# AIM
Every entry must be repeated exactly. Exclude all pictures.

# THE RECORDS
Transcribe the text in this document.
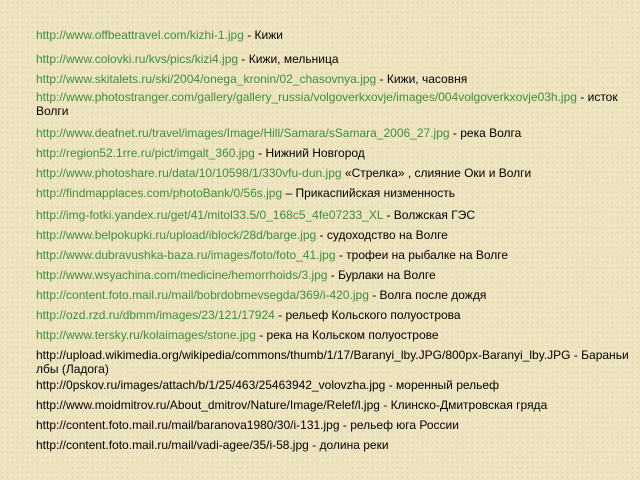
http://www.offbeattravel.com/kizhi-1.jpg - Кижи
http://www.colovki.ru/kvs/pics/kizi4.jpg - Кижи, мельница
http://www.skitalets.ru/ski/2004/onega_kronin/02_chasovnya.jpg - Кижи, часовня
http://www.photostranger.com/gallery/gallery_russia/volgoverkxovje/images/004volgoverkxovje03h.jpg - исток Волги
http://www.deafnet.ru/travel/images/Image/Hill/Samara/sSamara_2006_27.jpg - река Волга
http://region52.1rre.ru/pict/imgalt_360.jpg - Нижний Новгород
http://www.photoshare.ru/data/10/10598/1/330vfu-dun.jpg «Стрелка» , слияние Оки и Волги
http://findmapplaces.com/photoBank/0/56s.jpg – Прикаспийская низменность
http://img-fotki.yandex.ru/get/41/mitol33.5/0_168c5_4fe07233_XL - Волжская ГЭС
http://www.belpokupki.ru/upload/iblock/28d/barge.jpg - судоходство на Волге
http://www.dubravushka-baza.ru/images/foto/foto_41.jpg - трофеи на рыбалке на Волге
http://www.wsyachina.com/medicine/hemorrhoids/3.jpg - Бурлаки на Волге
http://content.foto.mail.ru/mail/bobrdobmevsegda/369/i-420.jpg - Волга после дождя
http://ozd.rzd.ru/dbmm/images/23/121/17924 - рельеф Кольского полуострова
http://www.tersky.ru/kolaimages/stone.jpg - река на Кольском полуострове
http://upload.wikimedia.org/wikipedia/commons/thumb/1/17/Baranyi_lby.JPG/800px-Baranyi_lby.JPG - Бараньи лбы (Ладога)
http://0pskov.ru/images/attach/b/1/25/463/25463942_volovzha.jpg - моренный рельеф
http://www.moidmitrov.ru/About_dmitrov/Nature/Image/Relef/l.jpg - Клинско-Дмитровская гряда
http://content.foto.mail.ru/mail/baranova1980/30/i-131.jpg - рельеф юга России
http://content.foto.mail.ru/mail/vadi-agee/35/i-58.jpg - долина реки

# SOLUTION
Transcribe the text in this document.
http://www.offbeattravel.com/kizhi-1.jpg - Кижи
http://www.colovki.ru/kvs/pics/kizi4.jpg - Кижи, мельница
http://www.skitalets.ru/ski/2004/onega_kronin/02_chasovnya.jpg - Кижи, часовня
http://www.photostranger.com/gallery/gallery_russia/volgoverkxovje/images/004volgoverkxovje03h.jpg - исток Волги
http://www.deafnet.ru/travel/images/Image/Hill/Samara/sSamara_2006_27.jpg - река Волга
http://region52.1rre.ru/pict/imgalt_360.jpg - Нижний Новгород
http://www.photoshare.ru/data/10/10598/1/330vfu-dun.jpg «Стрелка» , слияние Оки и Волги
http://findmapplaces.com/photoBank/0/56s.jpg – Прикаспийская низменность
http://img-fotki.yandex.ru/get/41/mitol33.5/0_168c5_4fe07233_XL - Волжская ГЭС
http://www.belpokupki.ru/upload/iblock/28d/barge.jpg - судоходство на Волге
http://www.dubravushka-baza.ru/images/foto/foto_41.jpg - трофеи на рыбалке на Волге
http://www.wsyachina.com/medicine/hemorrhoids/3.jpg - Бурлаки на Волге
http://content.foto.mail.ru/mail/bobrdobmevsegda/369/i-420.jpg - Волга после дождя
http://ozd.rzd.ru/dbmm/images/23/121/17924 - рельеф Кольского полуострова
http://www.tersky.ru/kolaimages/stone.jpg - река на Кольском полуострове
http://upload.wikimedia.org/wikipedia/commons/thumb/1/17/Baranyi_lby.JPG/800px-Baranyi_lby.JPG - Бараньи лбы (Ладога)
http://0pskov.ru/images/attach/b/1/25/463/25463942_volovzha.jpg - моренный рельеф
http://www.moidmitrov.ru/About_dmitrov/Nature/Image/Relef/l.jpg - Клинско-Дмитровская гряда
http://content.foto.mail.ru/mail/baranova1980/30/i-131.jpg - рельеф юга России
http://content.foto.mail.ru/mail/vadi-agee/35/i-58.jpg - долина реки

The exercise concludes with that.